Opdracht 1: Welke kleur krijgt de CHECK-indicator als het effect wordt ingeschakeld, volgens het pagina-uittreksel over de bediening van de DD-7?
Opdracht 2: Vul het pagina-uittreksel over de bediening van de DD-7 verder aan vanaf het punt waar het ophoudt.

Pagina-uittreksel:
——————

Het apparaat bedienen
5
4
1. Het effect inschakelen
Nadat u de aansluitingen hebt gemaakt, drukt u op de voetschakelaar
om het effect in te schakelen (de CHECK-indicator licht rood op).
* De DD-7 heeft een functie voor naadloze omschakeling
waarbij het delaygeluid geleidelijk uitsterft, zelfs nadat de
effecten zijn uitgeschakeld.
* In de HOLD-modus kan dit effect niet worden in- of
uitgeschakeld.
* U kunt verschillende delayeffecten krijgen door de
aansluitingen te veranderen. Raadpleeg "De uitvoermethode
instellen" (p. 13) voor meer informatie.
3
2
2. De modus selecteren
Gebruik de MODE-regelaar om de te gebruiken modus te selecteren.
* De mogelijke bewerkingen zijn afhankelijk van de modus.

——————

Getoonde gegevens:
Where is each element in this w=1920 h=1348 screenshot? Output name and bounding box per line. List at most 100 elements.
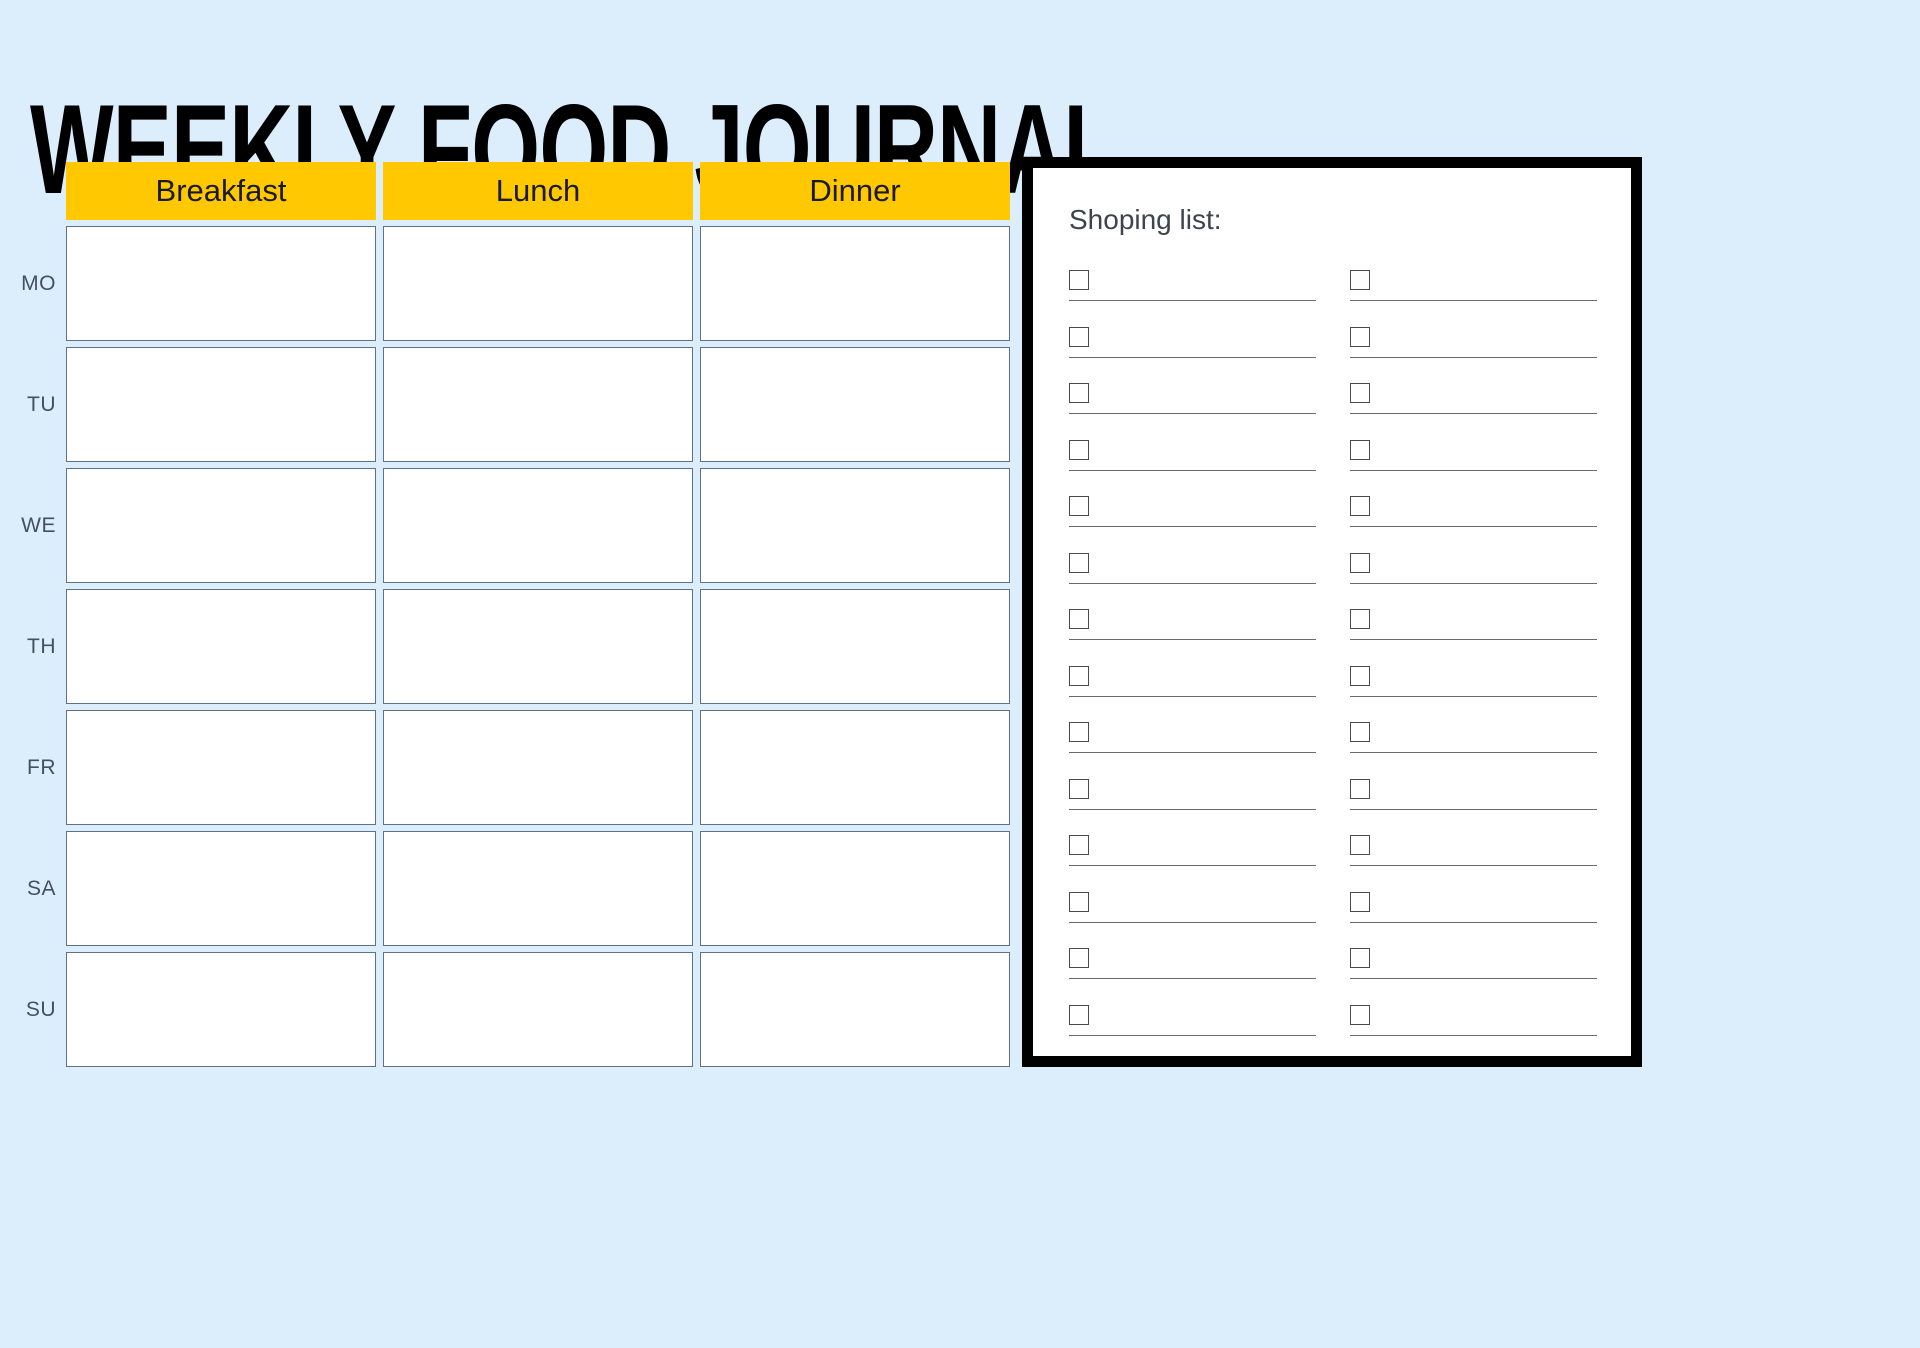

——————

Resultaat 1: De CHECK-indicator licht rood op.

Resultaat 2:
Controleer dit voor elke bewerking.
3. De delaytijd regelen
Regel de delaytijd met de D.TIME-regelaar.
4. Het feedbackniveau regelen
Gebruik de F.BACK-regelaar om het feedbackniveau (het aantal keer
dat het geluid wordt herhaald) te regelen.
* Oscillatie kan optreden bij de invoer van bepaalde geluiden
of wanneer de regelaar op bepaalde posities wordt gezet.
5. Het volume wijzigen
Regel het volumeniveau van het effectgeluid met de E.LEVEL-
regelaar.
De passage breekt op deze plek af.